** WHAT TO PRODUCE **
Leave out the pictures, then reproduce the rest of the material exactly.

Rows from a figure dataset
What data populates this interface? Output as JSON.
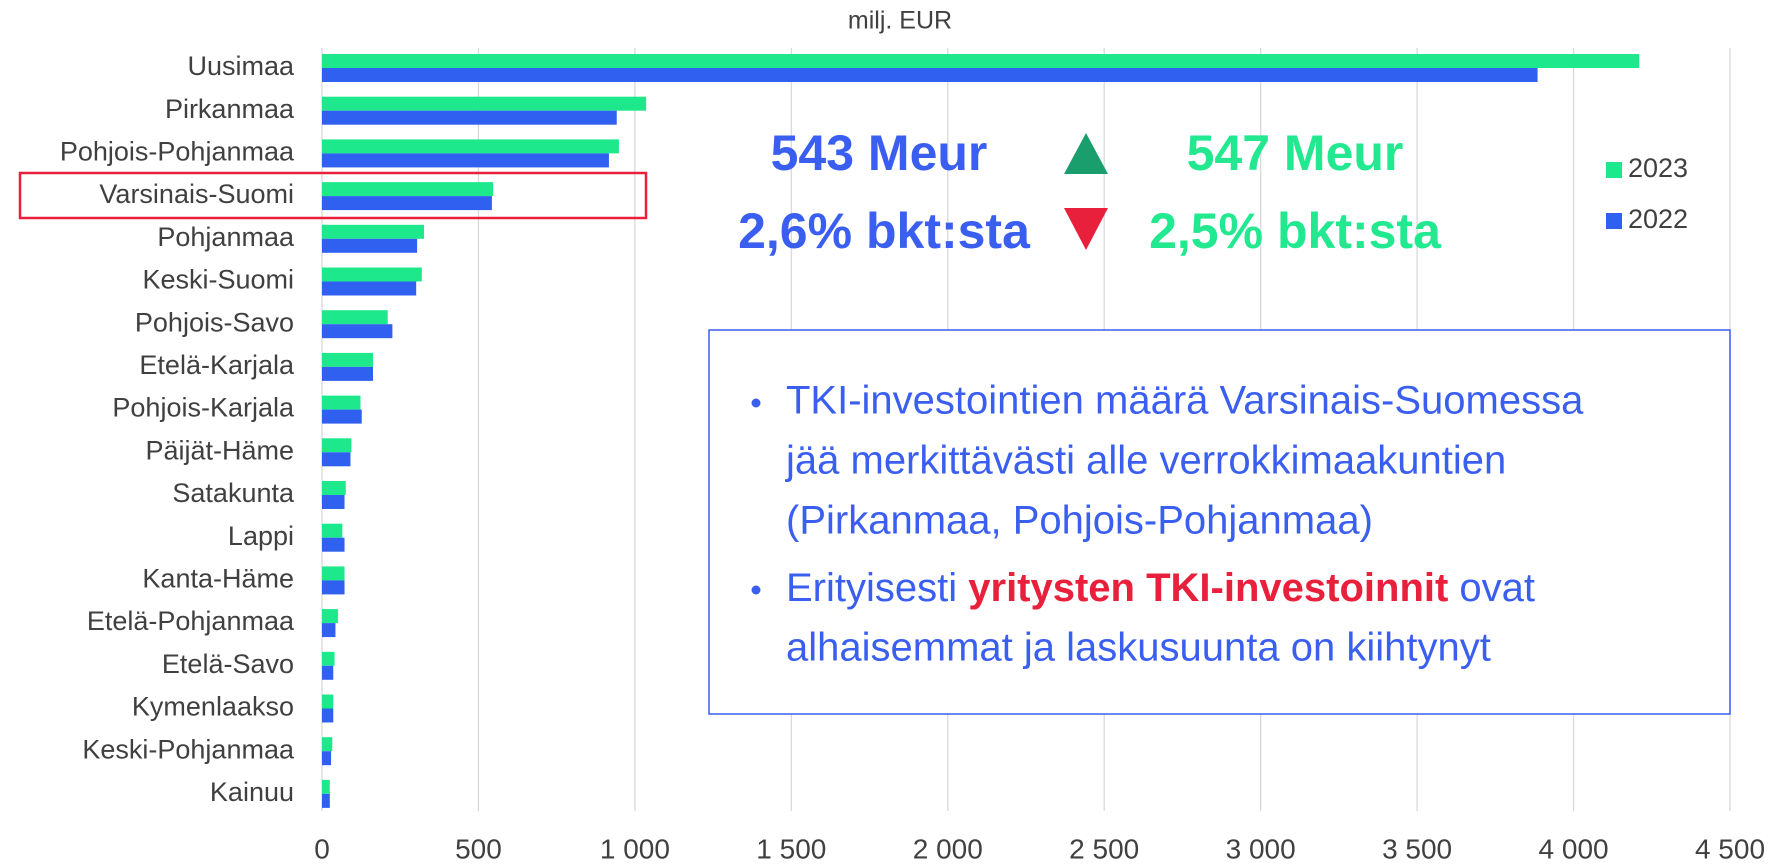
{
  "chart_data": {
    "type": "bar",
    "orientation": "horizontal",
    "title": "milj. EUR",
    "categories": [
      "Uusimaa",
      "Pirkanmaa",
      "Pohjois-Pohjanmaa",
      "Varsinais-Suomi",
      "Pohjanmaa",
      "Keski-Suomi",
      "Pohjois-Savo",
      "Etelä-Karjala",
      "Pohjois-Karjala",
      "Päijät-Häme",
      "Satakunta",
      "Lappi",
      "Kanta-Häme",
      "Etelä-Pohjanmaa",
      "Etelä-Savo",
      "Kymenlaakso",
      "Keski-Pohjanmaa",
      "Kainuu"
    ],
    "series": [
      {
        "name": "2023",
        "color": "#1ee88c",
        "values": [
          4210,
          1036,
          949,
          547,
          326,
          319,
          210,
          163,
          123,
          94,
          76,
          65,
          72,
          51,
          40,
          36,
          33,
          25
        ]
      },
      {
        "name": "2022",
        "color": "#3060f0",
        "values": [
          3885,
          942,
          917,
          543,
          304,
          301,
          225,
          163,
          127,
          91,
          72,
          72,
          72,
          43,
          36,
          36,
          29,
          25
        ]
      }
    ],
    "xlim": [
      0,
      4500
    ],
    "xticks": [
      0,
      500,
      {
        "value": 1000,
        "label": "1 000"
      },
      {
        "value": 1500,
        "label": "1 500"
      },
      {
        "value": 2000,
        "label": "2 000"
      },
      {
        "value": 2500,
        "label": "2 500"
      },
      {
        "value": 3000,
        "label": "3 000"
      },
      {
        "value": 3500,
        "label": "3 500"
      },
      {
        "value": 4000,
        "label": "4 000"
      },
      {
        "value": 4500,
        "label": "4 500"
      }
    ],
    "grid": true,
    "legend": "right",
    "annotations": {
      "meur_2022": "543 Meur",
      "meur_2023": "547 Meur",
      "gdp_2022": "2,6% bkt:sta",
      "gdp_2023": "2,5% bkt:sta"
    },
    "text_box": {
      "bullets": [
        {
          "lines": [
            "TKI-investointien määrä Varsinais-Suomessa",
            "jää merkittävästi alle verrokkimaakuntien",
            "(Pirkanmaa, Pohjois-Pohjanmaa)"
          ]
        },
        {
          "lines": [
            [
              {
                "text": "Erityisesti "
              },
              {
                "text": "yritysten TKI-investoinnit",
                "highlight": true
              },
              {
                "text": " ovat"
              }
            ],
            "alhaisemmat ja laskusuunta on kiihtynyt"
          ]
        }
      ]
    }
  }
}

** SOLVED EXERCISE **
What data populates this interface? Output as JSON.
{
  "chart_data": {
    "type": "bar",
    "orientation": "horizontal",
    "title": "milj. EUR",
    "categories": [
      "Uusimaa",
      "Pirkanmaa",
      "Pohjois-Pohjanmaa",
      "Varsinais-Suomi",
      "Pohjanmaa",
      "Keski-Suomi",
      "Pohjois-Savo",
      "Etelä-Karjala",
      "Pohjois-Karjala",
      "Päijät-Häme",
      "Satakunta",
      "Lappi",
      "Kanta-Häme",
      "Etelä-Pohjanmaa",
      "Etelä-Savo",
      "Kymenlaakso",
      "Keski-Pohjanmaa",
      "Kainuu"
    ],
    "series": [
      {
        "name": "2023",
        "color": "#1ee88c",
        "values": [
          4210,
          1036,
          949,
          547,
          326,
          319,
          210,
          163,
          123,
          94,
          76,
          65,
          72,
          51,
          40,
          36,
          33,
          25
        ]
      },
      {
        "name": "2022",
        "color": "#3060f0",
        "values": [
          3885,
          942,
          917,
          543,
          304,
          301,
          225,
          163,
          127,
          91,
          72,
          72,
          72,
          43,
          36,
          36,
          29,
          25
        ]
      }
    ],
    "xlim": [
      0,
      4500
    ],
    "xticks": [
      0,
      500,
      {
        "value": 1000,
        "label": "1 000"
      },
      {
        "value": 1500,
        "label": "1 500"
      },
      {
        "value": 2000,
        "label": "2 000"
      },
      {
        "value": 2500,
        "label": "2 500"
      },
      {
        "value": 3000,
        "label": "3 000"
      },
      {
        "value": 3500,
        "label": "3 500"
      },
      {
        "value": 4000,
        "label": "4 000"
      },
      {
        "value": 4500,
        "label": "4 500"
      }
    ],
    "grid": true,
    "legend": "right",
    "annotations": {
      "meur_2022": "543 Meur",
      "meur_2023": "547 Meur",
      "gdp_2022": "2,6% bkt:sta",
      "gdp_2023": "2,5% bkt:sta"
    },
    "text_box": {
      "bullets": [
        {
          "lines": [
            "TKI-investointien määrä Varsinais-Suomessa",
            "jää merkittävästi alle verrokkimaakuntien",
            "(Pirkanmaa, Pohjois-Pohjanmaa)"
          ]
        },
        {
          "lines": [
            [
              {
                "text": "Erityisesti "
              },
              {
                "text": "yritysten TKI-investoinnit",
                "highlight": true
              },
              {
                "text": " ovat"
              }
            ],
            "alhaisemmat ja laskusuunta on kiihtynyt"
          ]
        }
      ]
    }
  }
}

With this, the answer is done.